[Spatial layout entries]
_ _ _ _ _

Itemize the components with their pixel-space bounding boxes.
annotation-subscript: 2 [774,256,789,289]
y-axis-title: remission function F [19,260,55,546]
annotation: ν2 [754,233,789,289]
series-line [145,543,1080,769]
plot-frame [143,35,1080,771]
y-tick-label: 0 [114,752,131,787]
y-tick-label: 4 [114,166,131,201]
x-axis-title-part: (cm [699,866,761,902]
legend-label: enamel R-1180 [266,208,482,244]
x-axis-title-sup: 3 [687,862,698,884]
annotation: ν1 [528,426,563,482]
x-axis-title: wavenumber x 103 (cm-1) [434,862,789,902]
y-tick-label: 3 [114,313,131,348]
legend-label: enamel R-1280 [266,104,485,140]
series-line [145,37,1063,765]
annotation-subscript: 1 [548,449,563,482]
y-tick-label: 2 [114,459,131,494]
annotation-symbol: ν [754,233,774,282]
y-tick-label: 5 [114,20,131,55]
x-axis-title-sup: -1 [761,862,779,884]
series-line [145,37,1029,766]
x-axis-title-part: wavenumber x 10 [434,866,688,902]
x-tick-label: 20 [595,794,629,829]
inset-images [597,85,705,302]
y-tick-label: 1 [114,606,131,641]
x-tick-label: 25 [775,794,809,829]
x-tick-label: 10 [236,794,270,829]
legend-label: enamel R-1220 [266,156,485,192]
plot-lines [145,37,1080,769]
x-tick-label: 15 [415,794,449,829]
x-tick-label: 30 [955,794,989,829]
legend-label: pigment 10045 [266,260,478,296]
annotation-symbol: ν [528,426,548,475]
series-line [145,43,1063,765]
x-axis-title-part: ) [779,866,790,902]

_ _ _ _ _

◆ Instructions for the task
Copy the material above line for line without any changes.

◆ Answer to this exercise
Itemize the components with their pixel-space bounding boxes.
annotation-subscript: 2 [774,256,789,289]
y-axis-title: remission function F [19,260,55,546]
annotation: ν2 [754,233,789,289]
series-line [145,543,1080,769]
plot-frame [143,35,1080,771]
y-tick-label: 0 [114,752,131,787]
y-tick-label: 4 [114,166,131,201]
x-axis-title-part: (cm [699,866,761,902]
legend-label: enamel R-1180 [266,208,482,244]
x-axis-title-sup: 3 [687,862,698,884]
annotation: ν1 [528,426,563,482]
x-axis-title: wavenumber x 103 (cm-1) [434,862,789,902]
y-tick-label: 3 [114,313,131,348]
legend-label: enamel R-1280 [266,104,485,140]
series-line [145,37,1063,765]
annotation-subscript: 1 [548,449,563,482]
y-tick-label: 2 [114,459,131,494]
annotation-symbol: ν [754,233,774,282]
y-tick-label: 5 [114,20,131,55]
x-axis-title-sup: -1 [761,862,779,884]
series-line [145,37,1029,766]
x-axis-title-part: wavenumber x 10 [434,866,688,902]
x-tick-label: 20 [595,794,629,829]
inset-images [597,85,705,302]
y-tick-label: 1 [114,606,131,641]
x-tick-label: 25 [775,794,809,829]
x-tick-label: 10 [236,794,270,829]
legend-label: enamel R-1220 [266,156,485,192]
plot-lines [145,37,1080,769]
x-tick-label: 15 [415,794,449,829]
x-tick-label: 30 [955,794,989,829]
legend-label: pigment 10045 [266,260,478,296]
annotation-symbol: ν [528,426,548,475]
series-line [145,43,1063,765]
x-axis-title-part: ) [779,866,790,902]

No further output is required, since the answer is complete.